Would you transcribe all of the data exactly, down to the last character?

---- DATA PROVIDED

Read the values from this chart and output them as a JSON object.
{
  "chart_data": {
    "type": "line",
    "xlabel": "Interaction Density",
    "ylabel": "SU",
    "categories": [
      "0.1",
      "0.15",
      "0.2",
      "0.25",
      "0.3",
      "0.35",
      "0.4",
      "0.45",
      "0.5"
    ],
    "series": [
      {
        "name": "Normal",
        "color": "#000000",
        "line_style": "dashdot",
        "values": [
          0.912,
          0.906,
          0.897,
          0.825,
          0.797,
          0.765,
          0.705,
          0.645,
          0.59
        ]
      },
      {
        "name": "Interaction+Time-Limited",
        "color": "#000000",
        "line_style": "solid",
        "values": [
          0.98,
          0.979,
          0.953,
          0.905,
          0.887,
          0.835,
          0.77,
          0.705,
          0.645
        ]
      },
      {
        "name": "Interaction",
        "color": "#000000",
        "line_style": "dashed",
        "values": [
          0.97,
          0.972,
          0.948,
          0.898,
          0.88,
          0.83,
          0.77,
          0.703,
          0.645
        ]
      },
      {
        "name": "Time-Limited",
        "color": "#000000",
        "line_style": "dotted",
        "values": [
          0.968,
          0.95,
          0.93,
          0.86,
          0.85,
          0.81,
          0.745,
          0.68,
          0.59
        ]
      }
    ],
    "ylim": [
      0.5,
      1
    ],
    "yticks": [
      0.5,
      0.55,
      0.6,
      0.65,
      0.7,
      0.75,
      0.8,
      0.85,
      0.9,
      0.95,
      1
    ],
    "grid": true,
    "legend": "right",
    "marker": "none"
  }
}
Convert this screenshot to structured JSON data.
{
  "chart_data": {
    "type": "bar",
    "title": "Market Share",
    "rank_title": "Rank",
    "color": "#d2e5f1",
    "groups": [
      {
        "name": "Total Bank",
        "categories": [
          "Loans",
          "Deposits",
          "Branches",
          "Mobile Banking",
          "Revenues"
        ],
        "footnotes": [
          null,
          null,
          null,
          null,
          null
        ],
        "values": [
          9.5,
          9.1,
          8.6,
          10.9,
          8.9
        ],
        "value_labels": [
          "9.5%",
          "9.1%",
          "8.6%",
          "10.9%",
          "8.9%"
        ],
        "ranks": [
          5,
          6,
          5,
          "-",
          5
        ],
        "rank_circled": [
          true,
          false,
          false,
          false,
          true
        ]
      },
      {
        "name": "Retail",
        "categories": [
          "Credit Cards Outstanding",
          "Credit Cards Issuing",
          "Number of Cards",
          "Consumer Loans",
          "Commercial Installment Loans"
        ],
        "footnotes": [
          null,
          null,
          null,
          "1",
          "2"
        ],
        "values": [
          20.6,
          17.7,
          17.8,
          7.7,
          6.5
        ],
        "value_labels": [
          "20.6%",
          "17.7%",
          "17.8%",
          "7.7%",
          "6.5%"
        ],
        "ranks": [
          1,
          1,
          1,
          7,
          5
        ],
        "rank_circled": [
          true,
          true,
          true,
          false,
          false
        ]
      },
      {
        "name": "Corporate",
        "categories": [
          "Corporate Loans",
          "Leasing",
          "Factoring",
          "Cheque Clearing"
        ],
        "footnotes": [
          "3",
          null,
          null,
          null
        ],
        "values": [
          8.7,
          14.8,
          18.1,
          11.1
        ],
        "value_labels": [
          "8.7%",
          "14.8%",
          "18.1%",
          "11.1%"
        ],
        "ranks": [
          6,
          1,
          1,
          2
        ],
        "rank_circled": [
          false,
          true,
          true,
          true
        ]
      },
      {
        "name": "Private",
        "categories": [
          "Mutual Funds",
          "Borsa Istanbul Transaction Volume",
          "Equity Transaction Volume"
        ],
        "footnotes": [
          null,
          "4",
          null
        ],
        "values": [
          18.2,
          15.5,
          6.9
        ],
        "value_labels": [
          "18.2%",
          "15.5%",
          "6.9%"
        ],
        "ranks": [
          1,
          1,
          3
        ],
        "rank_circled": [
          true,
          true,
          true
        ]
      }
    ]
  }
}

--------

### RESPONSE TO THIS TASK
Read the values from this chart and output them as a JSON object.
{
  "chart_data": {
    "type": "line",
    "xlabel": "Interaction Density",
    "ylabel": "SU",
    "categories": [
      "0.1",
      "0.15",
      "0.2",
      "0.25",
      "0.3",
      "0.35",
      "0.4",
      "0.45",
      "0.5"
    ],
    "series": [
      {
        "name": "Normal",
        "color": "#000000",
        "line_style": "dashdot",
        "values": [
          0.912,
          0.906,
          0.897,
          0.825,
          0.797,
          0.765,
          0.705,
          0.645,
          0.59
        ]
      },
      {
        "name": "Interaction+Time-Limited",
        "color": "#000000",
        "line_style": "solid",
        "values": [
          0.98,
          0.979,
          0.953,
          0.905,
          0.887,
          0.835,
          0.77,
          0.705,
          0.645
        ]
      },
      {
        "name": "Interaction",
        "color": "#000000",
        "line_style": "dashed",
        "values": [
          0.97,
          0.972,
          0.948,
          0.898,
          0.88,
          0.83,
          0.77,
          0.703,
          0.645
        ]
      },
      {
        "name": "Time-Limited",
        "color": "#000000",
        "line_style": "dotted",
        "values": [
          0.968,
          0.95,
          0.93,
          0.86,
          0.85,
          0.81,
          0.745,
          0.68,
          0.59
        ]
      }
    ],
    "ylim": [
      0.5,
      1
    ],
    "yticks": [
      0.5,
      0.55,
      0.6,
      0.65,
      0.7,
      0.75,
      0.8,
      0.85,
      0.9,
      0.95,
      1
    ],
    "grid": true,
    "legend": "right",
    "marker": "none"
  }
}
Convert this screenshot to structured JSON data.
{
  "chart_data": {
    "type": "bar",
    "title": "Market Share",
    "rank_title": "Rank",
    "color": "#d2e5f1",
    "groups": [
      {
        "name": "Total Bank",
        "categories": [
          "Loans",
          "Deposits",
          "Branches",
          "Mobile Banking",
          "Revenues"
        ],
        "footnotes": [
          null,
          null,
          null,
          null,
          null
        ],
        "values": [
          9.5,
          9.1,
          8.6,
          10.9,
          8.9
        ],
        "value_labels": [
          "9.5%",
          "9.1%",
          "8.6%",
          "10.9%",
          "8.9%"
        ],
        "ranks": [
          5,
          6,
          5,
          "-",
          5
        ],
        "rank_circled": [
          true,
          false,
          false,
          false,
          true
        ]
      },
      {
        "name": "Retail",
        "categories": [
          "Credit Cards Outstanding",
          "Credit Cards Issuing",
          "Number of Cards",
          "Consumer Loans",
          "Commercial Installment Loans"
        ],
        "footnotes": [
          null,
          null,
          null,
          "1",
          "2"
        ],
        "values": [
          20.6,
          17.7,
          17.8,
          7.7,
          6.5
        ],
        "value_labels": [
          "20.6%",
          "17.7%",
          "17.8%",
          "7.7%",
          "6.5%"
        ],
        "ranks": [
          1,
          1,
          1,
          7,
          5
        ],
        "rank_circled": [
          true,
          true,
          true,
          false,
          false
        ]
      },
      {
        "name": "Corporate",
        "categories": [
          "Corporate Loans",
          "Leasing",
          "Factoring",
          "Cheque Clearing"
        ],
        "footnotes": [
          "3",
          null,
          null,
          null
        ],
        "values": [
          8.7,
          14.8,
          18.1,
          11.1
        ],
        "value_labels": [
          "8.7%",
          "14.8%",
          "18.1%",
          "11.1%"
        ],
        "ranks": [
          6,
          1,
          1,
          2
        ],
        "rank_circled": [
          false,
          true,
          true,
          true
        ]
      },
      {
        "name": "Private",
        "categories": [
          "Mutual Funds",
          "Borsa Istanbul Transaction Volume",
          "Equity Transaction Volume"
        ],
        "footnotes": [
          null,
          "4",
          null
        ],
        "values": [
          18.2,
          15.5,
          6.9
        ],
        "value_labels": [
          "18.2%",
          "15.5%",
          "6.9%"
        ],
        "ranks": [
          1,
          1,
          3
        ],
        "rank_circled": [
          true,
          true,
          true
        ]
      }
    ]
  }
}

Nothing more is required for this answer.